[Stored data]
>> BEGIN
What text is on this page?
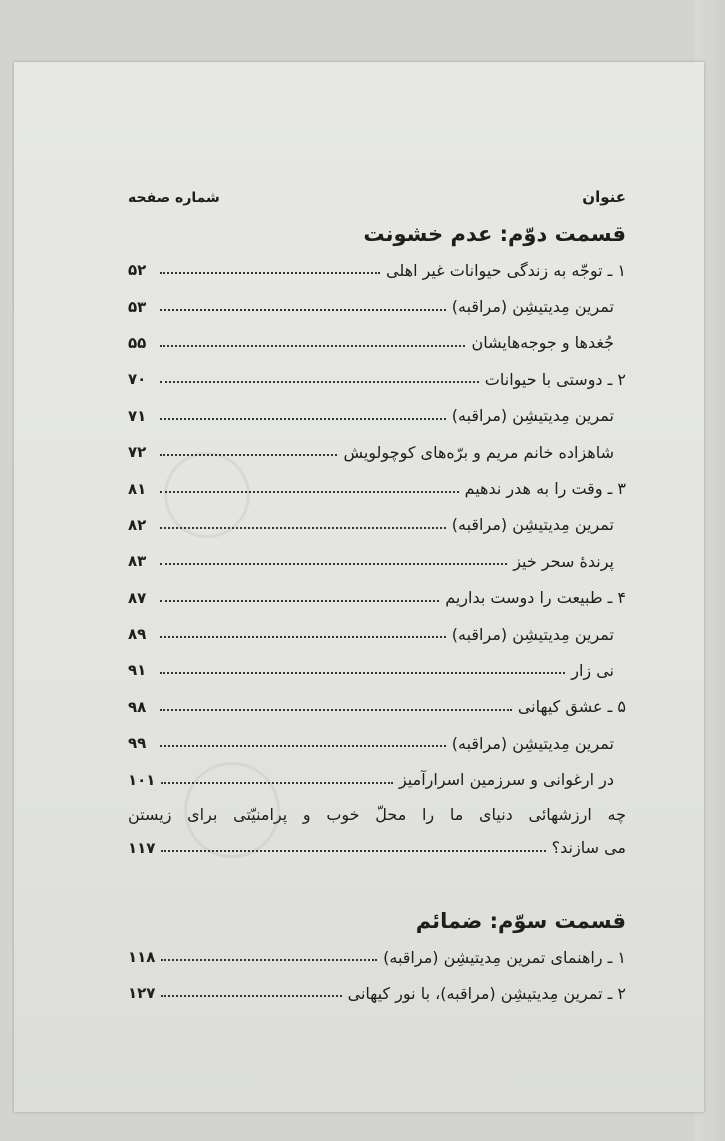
عنوان
شماره صفحه
قسمت دوّم: عدم خشونت
۱ ـ توجّه به زندگی حیوانات غیر اهلی
۵۲
تمرین مِدیتیشِن (مراقبه)
۵۳
جُغدها و جوجه‌هایشان
۵۵
۲ ـ دوستی با حیوانات
۷۰
تمرین مِدیتیشِن (مراقبه)
۷۱
شاهزاده خانم مریم و برّه‌های کوچولویش
۷۲
۳ ـ وقت را به هدر ندهیم
۸۱
تمرین مِدیتیشِن (مراقبه)
۸۲
پرندهٔ سحر خیز
۸۳
۴ ـ طبیعت را دوست بداریم
۸۷
تمرین مِدیتیشِن (مراقبه)
۸۹
نی زار
۹۱
۵ ـ عشق کیهانی
۹۸
تمرین مِدیتیشِن (مراقبه)
۹۹
در ارغوانی و سرزمین اسرارآمیز
۱۰۱
چه ارزشهائی دنیای ما را محلّ خوب و پرامنیّتی برای زیستن
می سازند؟
۱۱۷
قسمت سوّم: ضمائم
۱ ـ راهنمای تمرین مِدیتیشِن (مراقبه)
۱۱۸
۲ ـ تمرین مِدیتیشِن (مراقبه)، با نور کیهانی
۱۲۷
>> END
> _Aim of the exercise_
Without the pictures, extract every entry verbatim.

> _Task result_
What text is on this page?
عنوان
شماره صفحه
قسمت دوّم: عدم خشونت
۱ ـ توجّه به زندگی حیوانات غیر اهلی
۵۲
تمرین مِدیتیشِن (مراقبه)
۵۳
جُغدها و جوجه‌هایشان
۵۵
۲ ـ دوستی با حیوانات
۷۰
تمرین مِدیتیشِن (مراقبه)
۷۱
شاهزاده خانم مریم و برّه‌های کوچولویش
۷۲
۳ ـ وقت را به هدر ندهیم
۸۱
تمرین مِدیتیشِن (مراقبه)
۸۲
پرندهٔ سحر خیز
۸۳
۴ ـ طبیعت را دوست بداریم
۸۷
تمرین مِدیتیشِن (مراقبه)
۸۹
نی زار
۹۱
۵ ـ عشق کیهانی
۹۸
تمرین مِدیتیشِن (مراقبه)
۹۹
در ارغوانی و سرزمین اسرارآمیز
۱۰۱
چه ارزشهائی دنیای ما را محلّ خوب و پرامنیّتی برای زیستن
می سازند؟
۱۱۷
قسمت سوّم: ضمائم
۱ ـ راهنمای تمرین مِدیتیشِن (مراقبه)
۱۱۸
۲ ـ تمرین مِدیتیشِن (مراقبه)، با نور کیهانی
۱۲۷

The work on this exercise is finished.